### Entries supplied
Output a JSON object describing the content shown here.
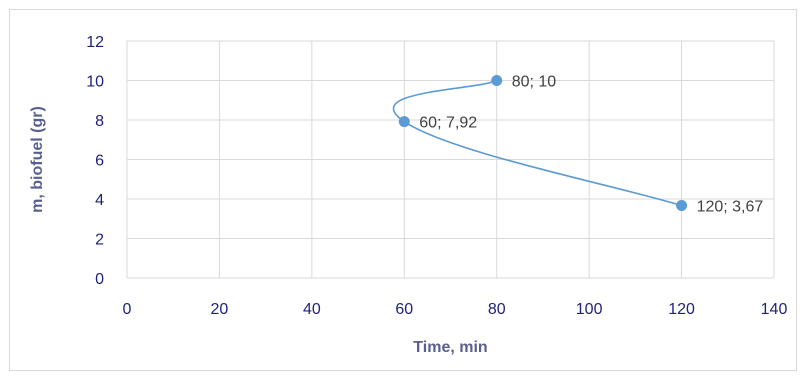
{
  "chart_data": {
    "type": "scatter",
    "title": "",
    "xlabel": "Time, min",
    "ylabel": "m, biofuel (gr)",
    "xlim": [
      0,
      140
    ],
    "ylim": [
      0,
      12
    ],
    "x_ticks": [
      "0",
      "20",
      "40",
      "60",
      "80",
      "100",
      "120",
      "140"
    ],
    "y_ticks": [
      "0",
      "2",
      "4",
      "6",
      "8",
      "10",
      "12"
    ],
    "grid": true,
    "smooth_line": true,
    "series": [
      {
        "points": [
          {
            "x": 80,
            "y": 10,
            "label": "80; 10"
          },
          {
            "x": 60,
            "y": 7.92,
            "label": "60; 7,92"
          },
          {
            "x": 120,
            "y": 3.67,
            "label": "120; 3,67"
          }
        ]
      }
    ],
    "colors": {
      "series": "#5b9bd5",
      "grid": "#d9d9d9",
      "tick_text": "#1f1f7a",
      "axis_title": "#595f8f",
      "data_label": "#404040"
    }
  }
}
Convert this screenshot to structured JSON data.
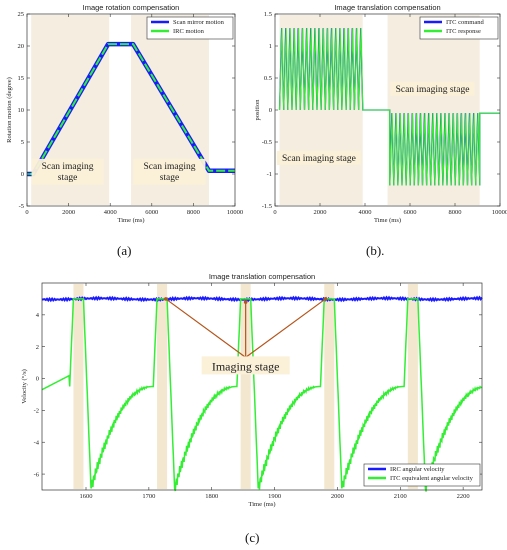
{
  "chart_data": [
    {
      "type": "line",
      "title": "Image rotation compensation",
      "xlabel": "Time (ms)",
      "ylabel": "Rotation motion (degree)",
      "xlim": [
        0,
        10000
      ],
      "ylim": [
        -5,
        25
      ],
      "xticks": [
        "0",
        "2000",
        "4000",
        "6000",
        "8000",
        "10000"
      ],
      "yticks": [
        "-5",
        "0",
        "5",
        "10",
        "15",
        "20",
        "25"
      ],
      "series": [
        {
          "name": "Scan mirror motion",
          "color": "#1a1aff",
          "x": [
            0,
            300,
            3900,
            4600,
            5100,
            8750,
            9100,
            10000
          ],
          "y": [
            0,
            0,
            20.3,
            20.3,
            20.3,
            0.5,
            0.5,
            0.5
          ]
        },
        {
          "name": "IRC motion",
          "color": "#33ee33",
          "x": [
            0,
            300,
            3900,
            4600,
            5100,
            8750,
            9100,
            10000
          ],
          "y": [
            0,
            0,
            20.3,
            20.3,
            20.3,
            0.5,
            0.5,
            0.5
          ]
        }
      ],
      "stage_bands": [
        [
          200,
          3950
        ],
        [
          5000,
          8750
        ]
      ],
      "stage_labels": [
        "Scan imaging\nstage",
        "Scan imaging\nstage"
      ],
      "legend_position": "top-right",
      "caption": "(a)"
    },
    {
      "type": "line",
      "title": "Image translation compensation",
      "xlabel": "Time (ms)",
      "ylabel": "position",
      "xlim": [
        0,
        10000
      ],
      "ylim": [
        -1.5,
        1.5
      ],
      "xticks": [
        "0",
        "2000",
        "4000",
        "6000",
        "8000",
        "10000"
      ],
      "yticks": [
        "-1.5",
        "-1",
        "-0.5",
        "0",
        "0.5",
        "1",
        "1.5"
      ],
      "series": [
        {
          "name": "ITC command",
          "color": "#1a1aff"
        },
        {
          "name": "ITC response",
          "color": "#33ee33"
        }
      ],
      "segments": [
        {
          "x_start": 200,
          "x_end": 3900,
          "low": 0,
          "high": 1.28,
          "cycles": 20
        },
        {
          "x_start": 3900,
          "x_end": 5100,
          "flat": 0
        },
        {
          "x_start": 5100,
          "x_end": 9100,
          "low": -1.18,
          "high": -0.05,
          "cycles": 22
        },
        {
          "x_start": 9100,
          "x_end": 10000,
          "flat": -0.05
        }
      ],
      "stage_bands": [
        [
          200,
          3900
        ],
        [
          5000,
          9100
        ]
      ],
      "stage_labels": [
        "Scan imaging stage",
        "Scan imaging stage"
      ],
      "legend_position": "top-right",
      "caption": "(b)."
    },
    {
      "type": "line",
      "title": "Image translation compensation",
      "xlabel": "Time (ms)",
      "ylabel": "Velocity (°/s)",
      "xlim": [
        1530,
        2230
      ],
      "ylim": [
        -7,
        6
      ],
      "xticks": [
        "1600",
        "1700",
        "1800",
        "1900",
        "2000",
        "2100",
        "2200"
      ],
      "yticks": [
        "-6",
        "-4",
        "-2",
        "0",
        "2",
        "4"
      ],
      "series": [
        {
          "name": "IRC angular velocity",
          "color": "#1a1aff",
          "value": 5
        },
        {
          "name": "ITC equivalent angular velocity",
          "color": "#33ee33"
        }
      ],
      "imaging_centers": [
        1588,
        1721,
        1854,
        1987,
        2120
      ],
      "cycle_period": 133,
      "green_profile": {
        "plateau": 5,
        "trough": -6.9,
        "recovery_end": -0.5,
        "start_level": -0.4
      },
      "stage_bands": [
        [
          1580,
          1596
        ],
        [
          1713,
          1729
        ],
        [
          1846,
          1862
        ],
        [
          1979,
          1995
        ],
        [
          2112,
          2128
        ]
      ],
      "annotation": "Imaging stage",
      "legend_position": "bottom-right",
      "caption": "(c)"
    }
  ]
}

...

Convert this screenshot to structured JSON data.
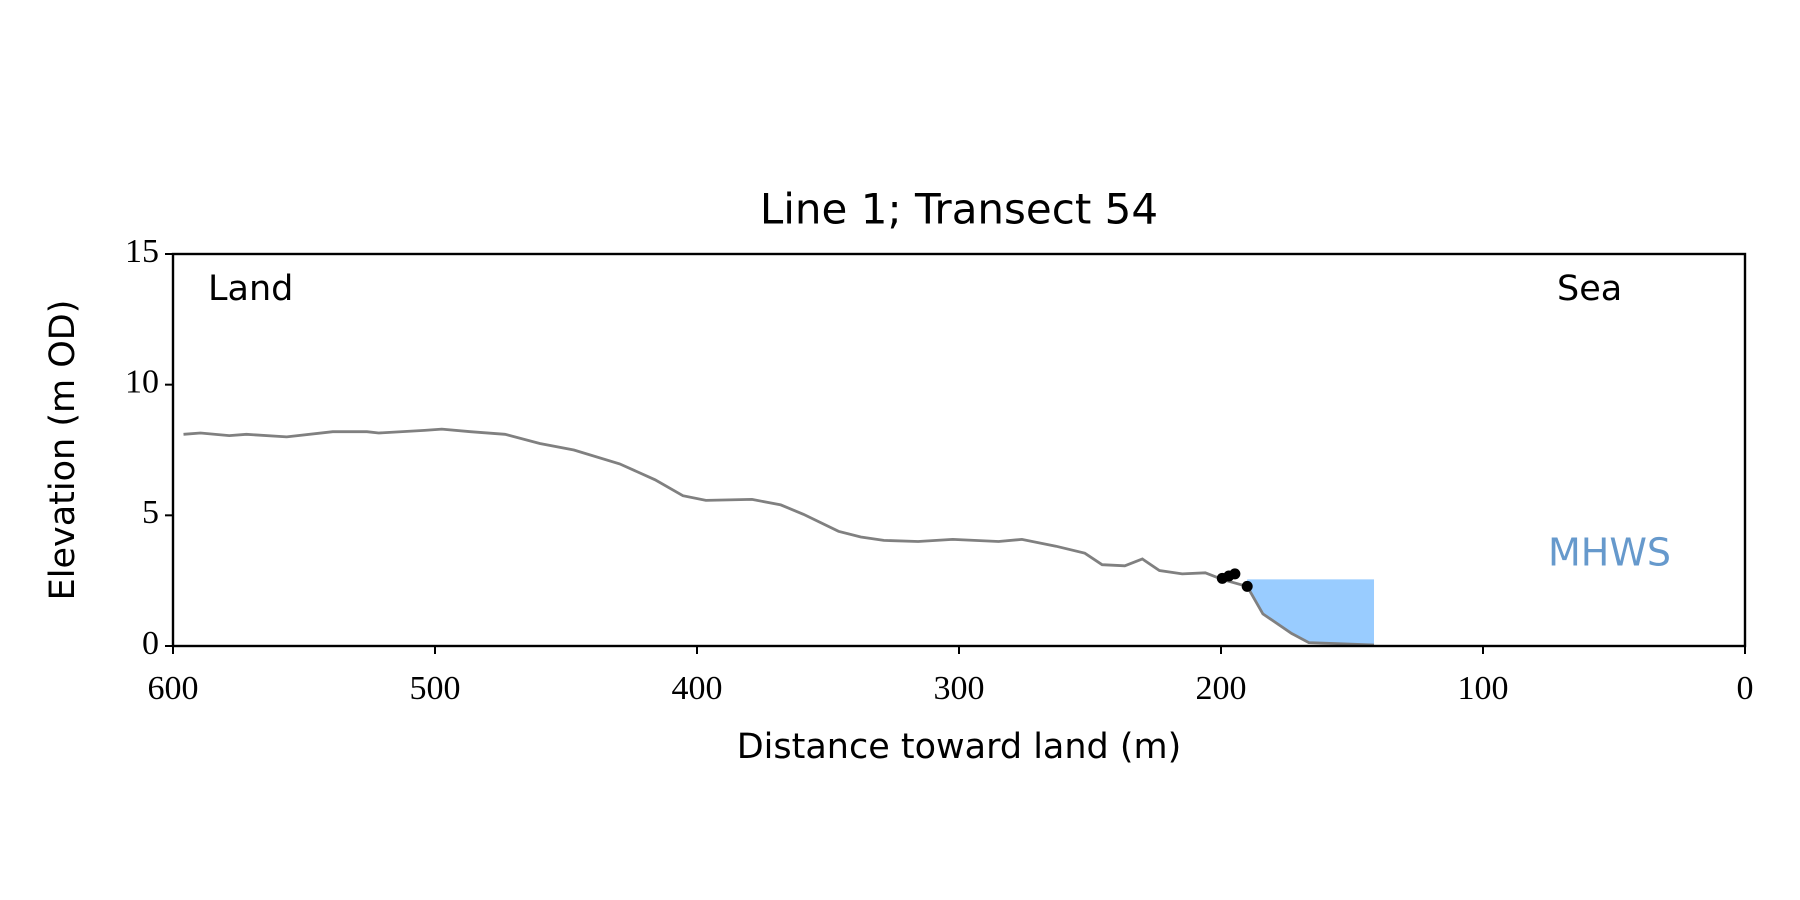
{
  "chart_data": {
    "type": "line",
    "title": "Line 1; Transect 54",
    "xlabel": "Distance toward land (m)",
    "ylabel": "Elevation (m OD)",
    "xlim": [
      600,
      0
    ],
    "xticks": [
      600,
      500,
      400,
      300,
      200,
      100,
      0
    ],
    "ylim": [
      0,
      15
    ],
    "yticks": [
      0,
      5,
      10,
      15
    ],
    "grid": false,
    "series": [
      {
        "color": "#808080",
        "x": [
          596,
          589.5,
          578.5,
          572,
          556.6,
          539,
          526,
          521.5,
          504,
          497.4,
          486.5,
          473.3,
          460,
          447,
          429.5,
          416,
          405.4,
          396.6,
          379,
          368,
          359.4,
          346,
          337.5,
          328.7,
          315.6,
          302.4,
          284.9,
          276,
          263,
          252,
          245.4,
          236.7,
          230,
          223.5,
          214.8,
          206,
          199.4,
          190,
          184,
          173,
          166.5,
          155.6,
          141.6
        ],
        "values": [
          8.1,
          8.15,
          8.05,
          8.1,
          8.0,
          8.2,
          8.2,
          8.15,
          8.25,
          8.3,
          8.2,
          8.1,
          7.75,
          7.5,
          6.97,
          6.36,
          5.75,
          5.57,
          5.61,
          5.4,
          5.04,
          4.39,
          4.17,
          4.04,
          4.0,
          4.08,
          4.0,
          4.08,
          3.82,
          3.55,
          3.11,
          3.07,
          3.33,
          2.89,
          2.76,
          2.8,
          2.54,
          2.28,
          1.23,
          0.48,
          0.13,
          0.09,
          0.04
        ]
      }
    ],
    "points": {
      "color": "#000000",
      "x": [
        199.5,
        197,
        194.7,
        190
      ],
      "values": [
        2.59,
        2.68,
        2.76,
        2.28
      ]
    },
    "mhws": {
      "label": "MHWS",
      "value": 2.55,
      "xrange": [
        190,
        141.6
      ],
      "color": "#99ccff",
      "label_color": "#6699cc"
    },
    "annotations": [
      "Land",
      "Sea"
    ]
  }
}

### Directive
Identify the lines of the entries containing the string "nstage". Copy each such line.

### Response to the task
        "Scan imaging\nstage",
        "Scan imaging\nstage"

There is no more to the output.